▸ Problem to solve
In the listing below, swap "reaction-time-input" for "response-time-input" and write out the lines from the start of the listing through the line containing "reaction-time-input[interactable] <box>623 453", leaving everything else unchanged.

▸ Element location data
━━━
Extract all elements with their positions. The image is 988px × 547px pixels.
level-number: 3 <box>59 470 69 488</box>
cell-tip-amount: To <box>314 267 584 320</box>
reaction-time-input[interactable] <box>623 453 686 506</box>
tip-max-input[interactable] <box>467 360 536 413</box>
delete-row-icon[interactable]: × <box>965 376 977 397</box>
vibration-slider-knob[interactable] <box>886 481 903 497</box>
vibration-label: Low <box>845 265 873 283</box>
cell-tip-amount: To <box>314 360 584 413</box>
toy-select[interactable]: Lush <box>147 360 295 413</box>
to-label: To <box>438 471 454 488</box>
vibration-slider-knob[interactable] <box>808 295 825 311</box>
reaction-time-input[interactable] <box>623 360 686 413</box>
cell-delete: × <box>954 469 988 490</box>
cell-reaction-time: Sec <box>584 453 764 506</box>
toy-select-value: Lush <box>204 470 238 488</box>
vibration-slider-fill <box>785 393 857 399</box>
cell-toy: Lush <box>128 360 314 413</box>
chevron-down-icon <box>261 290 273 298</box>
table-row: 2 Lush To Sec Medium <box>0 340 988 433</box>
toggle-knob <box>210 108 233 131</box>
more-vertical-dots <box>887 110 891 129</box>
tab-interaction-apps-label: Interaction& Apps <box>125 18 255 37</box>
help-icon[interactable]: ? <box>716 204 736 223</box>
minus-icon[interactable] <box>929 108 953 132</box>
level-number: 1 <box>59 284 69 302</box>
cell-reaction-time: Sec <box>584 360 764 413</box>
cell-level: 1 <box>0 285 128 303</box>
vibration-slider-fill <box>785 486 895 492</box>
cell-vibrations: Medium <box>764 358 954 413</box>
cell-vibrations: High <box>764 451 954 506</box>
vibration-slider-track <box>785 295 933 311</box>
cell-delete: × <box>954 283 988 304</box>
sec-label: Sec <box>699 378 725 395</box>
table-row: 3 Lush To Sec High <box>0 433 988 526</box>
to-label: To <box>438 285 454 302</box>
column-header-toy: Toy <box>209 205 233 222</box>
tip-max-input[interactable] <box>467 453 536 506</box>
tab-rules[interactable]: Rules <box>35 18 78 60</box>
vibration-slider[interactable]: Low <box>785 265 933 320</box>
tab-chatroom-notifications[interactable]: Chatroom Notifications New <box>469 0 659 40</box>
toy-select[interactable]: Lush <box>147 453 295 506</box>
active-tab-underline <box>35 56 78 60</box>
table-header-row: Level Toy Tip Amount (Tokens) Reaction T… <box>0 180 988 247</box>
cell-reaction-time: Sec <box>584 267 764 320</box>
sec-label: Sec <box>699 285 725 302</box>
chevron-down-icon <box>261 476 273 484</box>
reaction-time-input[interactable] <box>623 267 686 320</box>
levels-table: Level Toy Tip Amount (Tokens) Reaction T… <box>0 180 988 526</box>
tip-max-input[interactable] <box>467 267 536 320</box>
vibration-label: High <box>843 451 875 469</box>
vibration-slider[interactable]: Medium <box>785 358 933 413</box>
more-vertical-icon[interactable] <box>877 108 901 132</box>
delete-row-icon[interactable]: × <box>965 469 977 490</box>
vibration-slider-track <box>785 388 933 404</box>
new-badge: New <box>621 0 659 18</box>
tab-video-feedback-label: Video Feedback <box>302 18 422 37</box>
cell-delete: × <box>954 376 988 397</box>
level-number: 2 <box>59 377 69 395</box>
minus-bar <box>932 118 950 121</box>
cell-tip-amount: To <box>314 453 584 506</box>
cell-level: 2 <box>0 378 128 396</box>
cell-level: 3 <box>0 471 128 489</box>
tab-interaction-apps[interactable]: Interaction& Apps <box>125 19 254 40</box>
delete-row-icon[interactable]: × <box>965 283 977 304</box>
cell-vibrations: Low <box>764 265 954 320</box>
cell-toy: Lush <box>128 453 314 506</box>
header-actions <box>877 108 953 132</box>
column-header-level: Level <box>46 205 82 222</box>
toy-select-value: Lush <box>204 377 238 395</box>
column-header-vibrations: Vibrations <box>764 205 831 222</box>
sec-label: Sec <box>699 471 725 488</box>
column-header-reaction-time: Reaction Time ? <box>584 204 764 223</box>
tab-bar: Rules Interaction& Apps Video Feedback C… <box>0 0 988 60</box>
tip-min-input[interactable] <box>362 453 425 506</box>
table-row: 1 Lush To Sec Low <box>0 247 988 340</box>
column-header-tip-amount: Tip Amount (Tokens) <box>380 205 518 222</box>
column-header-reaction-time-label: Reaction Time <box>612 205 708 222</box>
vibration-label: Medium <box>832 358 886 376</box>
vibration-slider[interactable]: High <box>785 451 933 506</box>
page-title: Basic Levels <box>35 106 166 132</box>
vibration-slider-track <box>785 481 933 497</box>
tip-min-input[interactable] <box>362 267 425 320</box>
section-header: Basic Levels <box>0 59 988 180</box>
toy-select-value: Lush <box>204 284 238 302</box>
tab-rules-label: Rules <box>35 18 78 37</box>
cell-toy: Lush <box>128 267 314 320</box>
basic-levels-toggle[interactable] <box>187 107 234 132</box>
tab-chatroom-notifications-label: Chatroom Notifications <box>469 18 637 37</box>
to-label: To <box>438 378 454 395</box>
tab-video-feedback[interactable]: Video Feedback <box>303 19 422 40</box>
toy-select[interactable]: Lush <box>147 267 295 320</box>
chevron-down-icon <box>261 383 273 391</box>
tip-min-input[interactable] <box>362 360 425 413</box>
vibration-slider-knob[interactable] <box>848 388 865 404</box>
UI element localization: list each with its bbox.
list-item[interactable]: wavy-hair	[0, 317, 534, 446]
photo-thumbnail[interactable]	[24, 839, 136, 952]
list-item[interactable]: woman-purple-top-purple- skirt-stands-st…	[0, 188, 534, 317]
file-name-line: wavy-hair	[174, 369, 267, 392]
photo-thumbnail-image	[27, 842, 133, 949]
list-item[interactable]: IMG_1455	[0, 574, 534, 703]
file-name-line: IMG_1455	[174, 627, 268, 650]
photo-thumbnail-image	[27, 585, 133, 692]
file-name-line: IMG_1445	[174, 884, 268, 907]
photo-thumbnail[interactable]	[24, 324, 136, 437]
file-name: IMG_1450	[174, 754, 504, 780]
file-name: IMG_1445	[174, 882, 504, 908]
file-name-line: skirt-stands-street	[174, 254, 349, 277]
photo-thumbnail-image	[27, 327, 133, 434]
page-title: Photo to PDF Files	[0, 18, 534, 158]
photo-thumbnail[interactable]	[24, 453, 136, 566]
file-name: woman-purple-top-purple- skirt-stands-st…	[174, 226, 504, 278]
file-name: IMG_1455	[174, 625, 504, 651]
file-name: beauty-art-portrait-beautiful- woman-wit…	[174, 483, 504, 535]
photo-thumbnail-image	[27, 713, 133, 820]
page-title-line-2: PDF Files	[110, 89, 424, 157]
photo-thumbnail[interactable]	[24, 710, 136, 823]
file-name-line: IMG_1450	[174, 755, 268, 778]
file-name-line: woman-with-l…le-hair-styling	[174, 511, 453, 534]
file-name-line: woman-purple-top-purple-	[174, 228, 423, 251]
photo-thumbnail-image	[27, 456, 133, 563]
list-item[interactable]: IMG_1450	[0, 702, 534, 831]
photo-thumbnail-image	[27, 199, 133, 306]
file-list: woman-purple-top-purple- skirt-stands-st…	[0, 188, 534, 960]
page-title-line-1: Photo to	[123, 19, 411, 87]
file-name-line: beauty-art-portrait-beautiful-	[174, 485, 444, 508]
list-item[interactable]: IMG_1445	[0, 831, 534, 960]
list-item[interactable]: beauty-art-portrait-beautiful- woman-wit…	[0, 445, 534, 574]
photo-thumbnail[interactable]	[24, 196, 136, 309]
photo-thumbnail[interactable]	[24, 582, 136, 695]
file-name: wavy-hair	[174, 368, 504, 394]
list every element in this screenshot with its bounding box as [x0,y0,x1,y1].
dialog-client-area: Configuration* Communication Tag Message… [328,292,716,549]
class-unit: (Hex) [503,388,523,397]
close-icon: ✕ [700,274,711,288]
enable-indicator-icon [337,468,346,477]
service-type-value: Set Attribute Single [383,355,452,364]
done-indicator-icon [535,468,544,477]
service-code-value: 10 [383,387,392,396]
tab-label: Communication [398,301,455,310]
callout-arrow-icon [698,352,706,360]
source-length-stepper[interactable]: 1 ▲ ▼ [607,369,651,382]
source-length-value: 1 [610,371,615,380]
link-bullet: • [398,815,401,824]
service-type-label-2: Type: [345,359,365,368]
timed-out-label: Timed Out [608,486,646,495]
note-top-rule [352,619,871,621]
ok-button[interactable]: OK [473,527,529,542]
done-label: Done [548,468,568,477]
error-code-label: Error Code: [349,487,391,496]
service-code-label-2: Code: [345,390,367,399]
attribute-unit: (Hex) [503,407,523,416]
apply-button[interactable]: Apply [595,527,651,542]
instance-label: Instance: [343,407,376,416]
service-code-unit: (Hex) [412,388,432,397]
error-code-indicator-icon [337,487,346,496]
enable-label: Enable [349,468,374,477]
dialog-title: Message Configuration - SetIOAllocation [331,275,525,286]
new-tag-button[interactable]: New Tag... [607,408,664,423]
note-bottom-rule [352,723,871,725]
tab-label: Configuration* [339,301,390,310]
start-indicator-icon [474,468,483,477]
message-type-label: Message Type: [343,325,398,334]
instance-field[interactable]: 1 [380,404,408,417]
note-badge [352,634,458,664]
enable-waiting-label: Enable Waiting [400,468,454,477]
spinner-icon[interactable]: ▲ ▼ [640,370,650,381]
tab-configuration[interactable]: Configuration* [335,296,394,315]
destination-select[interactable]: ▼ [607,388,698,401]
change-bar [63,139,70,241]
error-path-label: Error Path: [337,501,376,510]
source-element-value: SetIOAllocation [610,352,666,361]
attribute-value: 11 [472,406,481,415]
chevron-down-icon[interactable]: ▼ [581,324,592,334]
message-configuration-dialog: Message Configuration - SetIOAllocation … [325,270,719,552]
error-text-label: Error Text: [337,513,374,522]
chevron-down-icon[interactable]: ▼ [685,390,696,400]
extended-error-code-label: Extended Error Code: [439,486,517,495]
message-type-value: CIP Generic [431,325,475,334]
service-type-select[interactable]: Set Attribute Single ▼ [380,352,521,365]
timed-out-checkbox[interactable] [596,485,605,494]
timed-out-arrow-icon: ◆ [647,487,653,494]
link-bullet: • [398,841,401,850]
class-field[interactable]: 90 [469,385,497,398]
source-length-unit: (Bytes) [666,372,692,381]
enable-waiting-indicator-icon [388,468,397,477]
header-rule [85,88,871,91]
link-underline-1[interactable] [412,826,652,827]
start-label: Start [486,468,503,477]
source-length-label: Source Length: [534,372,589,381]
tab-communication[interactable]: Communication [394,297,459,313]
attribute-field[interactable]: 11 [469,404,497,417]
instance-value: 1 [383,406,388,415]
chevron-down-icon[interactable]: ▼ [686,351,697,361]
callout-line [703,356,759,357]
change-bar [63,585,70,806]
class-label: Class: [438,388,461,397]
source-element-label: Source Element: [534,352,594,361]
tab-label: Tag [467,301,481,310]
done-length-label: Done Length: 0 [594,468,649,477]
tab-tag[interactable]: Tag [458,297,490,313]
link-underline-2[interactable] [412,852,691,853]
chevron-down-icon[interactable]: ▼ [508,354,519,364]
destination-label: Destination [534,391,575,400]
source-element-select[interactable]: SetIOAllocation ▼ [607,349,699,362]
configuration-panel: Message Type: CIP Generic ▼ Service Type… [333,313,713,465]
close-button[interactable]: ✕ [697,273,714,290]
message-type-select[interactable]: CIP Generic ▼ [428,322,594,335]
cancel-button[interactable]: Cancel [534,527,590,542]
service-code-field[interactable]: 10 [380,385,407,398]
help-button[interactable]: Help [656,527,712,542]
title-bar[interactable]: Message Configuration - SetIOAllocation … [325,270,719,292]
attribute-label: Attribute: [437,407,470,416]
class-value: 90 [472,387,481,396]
━━━
▸ The completed task
Extract all elements with their positions. The image is 988px × 547px pixels.
level-number: 3 <box>59 470 69 488</box>
cell-tip-amount: To <box>314 267 584 320</box>
response-time-input[interactable] <box>623 453 686 506</box>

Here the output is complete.